■ WHAT IS EXPECTED ■
Give the number of lines in the entries that contain "Basic". State only the count.

===== SUPPLIED DATA

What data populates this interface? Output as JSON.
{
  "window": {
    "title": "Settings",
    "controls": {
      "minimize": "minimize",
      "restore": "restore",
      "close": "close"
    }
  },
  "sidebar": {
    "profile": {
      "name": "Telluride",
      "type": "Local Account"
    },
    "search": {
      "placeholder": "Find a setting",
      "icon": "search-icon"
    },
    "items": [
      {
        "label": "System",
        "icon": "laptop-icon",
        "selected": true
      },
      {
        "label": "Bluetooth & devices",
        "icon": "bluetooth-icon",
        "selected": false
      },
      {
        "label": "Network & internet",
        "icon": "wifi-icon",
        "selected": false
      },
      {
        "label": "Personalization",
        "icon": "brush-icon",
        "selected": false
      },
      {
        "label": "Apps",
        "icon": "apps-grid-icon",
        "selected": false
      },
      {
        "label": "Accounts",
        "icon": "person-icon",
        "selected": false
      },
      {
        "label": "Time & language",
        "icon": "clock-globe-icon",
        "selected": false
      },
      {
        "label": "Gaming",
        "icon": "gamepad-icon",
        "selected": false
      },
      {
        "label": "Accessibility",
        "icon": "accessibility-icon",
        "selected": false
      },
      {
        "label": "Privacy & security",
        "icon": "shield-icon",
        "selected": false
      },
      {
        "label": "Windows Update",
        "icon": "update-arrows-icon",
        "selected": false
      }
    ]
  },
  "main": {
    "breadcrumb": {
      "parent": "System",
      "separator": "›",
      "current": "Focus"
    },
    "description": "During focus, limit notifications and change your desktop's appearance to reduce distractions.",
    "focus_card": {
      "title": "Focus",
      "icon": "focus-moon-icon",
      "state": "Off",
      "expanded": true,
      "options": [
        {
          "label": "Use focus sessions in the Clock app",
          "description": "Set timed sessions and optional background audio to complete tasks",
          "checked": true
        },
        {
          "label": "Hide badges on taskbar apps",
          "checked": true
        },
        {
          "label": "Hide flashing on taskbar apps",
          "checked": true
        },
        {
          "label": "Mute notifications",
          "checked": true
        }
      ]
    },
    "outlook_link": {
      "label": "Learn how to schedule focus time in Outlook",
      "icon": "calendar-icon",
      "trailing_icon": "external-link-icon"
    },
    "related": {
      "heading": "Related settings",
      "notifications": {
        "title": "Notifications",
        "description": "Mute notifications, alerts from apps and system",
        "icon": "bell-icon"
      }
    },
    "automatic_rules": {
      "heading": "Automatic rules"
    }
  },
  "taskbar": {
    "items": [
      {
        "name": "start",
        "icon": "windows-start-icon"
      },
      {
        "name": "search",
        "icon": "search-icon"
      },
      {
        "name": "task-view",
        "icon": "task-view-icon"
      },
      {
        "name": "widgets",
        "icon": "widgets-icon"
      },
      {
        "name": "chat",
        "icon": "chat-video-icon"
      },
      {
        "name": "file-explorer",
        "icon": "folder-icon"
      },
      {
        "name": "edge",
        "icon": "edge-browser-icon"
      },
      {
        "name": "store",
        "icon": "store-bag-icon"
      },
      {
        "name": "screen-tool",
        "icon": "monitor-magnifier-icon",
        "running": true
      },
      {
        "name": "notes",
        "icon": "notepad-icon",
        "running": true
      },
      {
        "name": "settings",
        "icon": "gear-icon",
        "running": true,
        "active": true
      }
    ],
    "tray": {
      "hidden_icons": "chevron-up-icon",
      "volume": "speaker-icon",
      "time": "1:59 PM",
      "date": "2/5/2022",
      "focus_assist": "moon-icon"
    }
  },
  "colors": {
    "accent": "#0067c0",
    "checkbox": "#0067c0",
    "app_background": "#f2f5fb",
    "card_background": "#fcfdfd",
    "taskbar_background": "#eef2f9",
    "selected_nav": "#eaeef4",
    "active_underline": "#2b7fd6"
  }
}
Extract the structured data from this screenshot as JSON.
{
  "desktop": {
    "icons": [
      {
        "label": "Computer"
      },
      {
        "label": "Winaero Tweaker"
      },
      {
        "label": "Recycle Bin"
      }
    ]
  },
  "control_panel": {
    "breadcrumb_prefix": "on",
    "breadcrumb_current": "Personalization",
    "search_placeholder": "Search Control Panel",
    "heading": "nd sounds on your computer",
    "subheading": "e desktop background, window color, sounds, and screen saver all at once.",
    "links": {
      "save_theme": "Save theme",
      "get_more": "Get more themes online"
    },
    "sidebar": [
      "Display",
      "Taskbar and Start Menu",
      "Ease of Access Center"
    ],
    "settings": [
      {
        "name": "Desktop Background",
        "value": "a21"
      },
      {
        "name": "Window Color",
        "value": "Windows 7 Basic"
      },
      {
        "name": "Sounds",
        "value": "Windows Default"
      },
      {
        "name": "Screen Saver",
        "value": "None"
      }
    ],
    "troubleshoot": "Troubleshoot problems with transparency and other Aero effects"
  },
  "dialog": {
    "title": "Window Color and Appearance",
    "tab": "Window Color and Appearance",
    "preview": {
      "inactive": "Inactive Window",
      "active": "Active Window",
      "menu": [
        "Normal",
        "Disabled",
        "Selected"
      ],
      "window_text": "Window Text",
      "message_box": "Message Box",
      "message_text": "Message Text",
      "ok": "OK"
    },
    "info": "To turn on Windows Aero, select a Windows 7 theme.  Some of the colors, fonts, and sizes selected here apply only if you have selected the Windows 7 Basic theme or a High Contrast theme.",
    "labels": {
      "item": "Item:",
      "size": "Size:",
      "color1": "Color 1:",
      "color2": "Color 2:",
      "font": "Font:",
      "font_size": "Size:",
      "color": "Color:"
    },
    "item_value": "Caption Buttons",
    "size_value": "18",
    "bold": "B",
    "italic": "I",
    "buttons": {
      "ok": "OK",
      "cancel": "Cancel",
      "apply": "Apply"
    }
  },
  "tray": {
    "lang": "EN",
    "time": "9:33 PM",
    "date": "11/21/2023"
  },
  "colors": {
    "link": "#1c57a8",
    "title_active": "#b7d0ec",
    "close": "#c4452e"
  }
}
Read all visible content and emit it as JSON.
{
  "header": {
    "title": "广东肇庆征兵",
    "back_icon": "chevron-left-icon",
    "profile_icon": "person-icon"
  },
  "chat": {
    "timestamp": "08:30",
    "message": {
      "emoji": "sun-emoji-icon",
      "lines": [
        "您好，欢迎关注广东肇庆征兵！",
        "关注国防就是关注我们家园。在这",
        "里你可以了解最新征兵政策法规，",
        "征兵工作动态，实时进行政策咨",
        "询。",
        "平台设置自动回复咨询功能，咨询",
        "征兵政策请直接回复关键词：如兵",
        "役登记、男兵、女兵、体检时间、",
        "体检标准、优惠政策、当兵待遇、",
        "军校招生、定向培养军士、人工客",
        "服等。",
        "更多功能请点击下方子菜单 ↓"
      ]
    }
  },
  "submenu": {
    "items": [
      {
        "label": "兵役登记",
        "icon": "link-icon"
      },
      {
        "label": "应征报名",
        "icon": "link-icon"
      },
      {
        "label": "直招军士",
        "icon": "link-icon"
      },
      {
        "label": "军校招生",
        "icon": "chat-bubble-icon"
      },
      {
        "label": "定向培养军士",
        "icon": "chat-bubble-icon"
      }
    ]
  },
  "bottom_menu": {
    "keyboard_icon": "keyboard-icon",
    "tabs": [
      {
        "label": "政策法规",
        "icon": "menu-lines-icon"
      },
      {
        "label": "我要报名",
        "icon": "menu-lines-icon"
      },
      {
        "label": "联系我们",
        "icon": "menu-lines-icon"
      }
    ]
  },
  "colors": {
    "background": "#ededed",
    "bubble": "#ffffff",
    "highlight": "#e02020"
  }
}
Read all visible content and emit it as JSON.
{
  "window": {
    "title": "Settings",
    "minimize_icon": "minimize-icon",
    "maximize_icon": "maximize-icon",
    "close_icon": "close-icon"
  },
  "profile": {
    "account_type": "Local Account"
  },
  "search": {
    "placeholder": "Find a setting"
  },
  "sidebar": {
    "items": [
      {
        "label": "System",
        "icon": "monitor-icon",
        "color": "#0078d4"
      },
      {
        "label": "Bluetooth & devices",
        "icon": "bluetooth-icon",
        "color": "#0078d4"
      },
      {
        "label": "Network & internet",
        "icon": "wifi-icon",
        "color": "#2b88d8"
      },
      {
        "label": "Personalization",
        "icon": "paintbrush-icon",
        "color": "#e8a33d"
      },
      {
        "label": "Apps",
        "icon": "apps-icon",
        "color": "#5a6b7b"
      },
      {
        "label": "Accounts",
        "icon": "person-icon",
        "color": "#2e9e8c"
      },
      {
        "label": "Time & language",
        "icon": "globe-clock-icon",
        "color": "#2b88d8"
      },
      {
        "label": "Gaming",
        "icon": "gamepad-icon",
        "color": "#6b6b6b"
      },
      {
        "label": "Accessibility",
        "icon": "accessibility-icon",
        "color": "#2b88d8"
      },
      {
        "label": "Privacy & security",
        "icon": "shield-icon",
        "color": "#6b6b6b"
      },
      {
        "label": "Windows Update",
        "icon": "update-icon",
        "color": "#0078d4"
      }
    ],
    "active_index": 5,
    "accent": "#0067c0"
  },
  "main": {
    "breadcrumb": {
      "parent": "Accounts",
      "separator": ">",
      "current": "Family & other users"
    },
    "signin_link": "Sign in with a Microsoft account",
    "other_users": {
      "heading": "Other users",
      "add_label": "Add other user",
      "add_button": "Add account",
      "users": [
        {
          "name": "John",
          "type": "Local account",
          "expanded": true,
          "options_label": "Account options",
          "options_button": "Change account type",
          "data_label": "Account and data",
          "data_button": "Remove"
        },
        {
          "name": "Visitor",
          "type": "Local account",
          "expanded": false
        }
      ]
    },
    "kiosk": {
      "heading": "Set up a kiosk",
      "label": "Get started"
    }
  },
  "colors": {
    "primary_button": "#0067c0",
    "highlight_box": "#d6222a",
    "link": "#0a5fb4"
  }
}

==========

■ ANSWER BELOW ■
2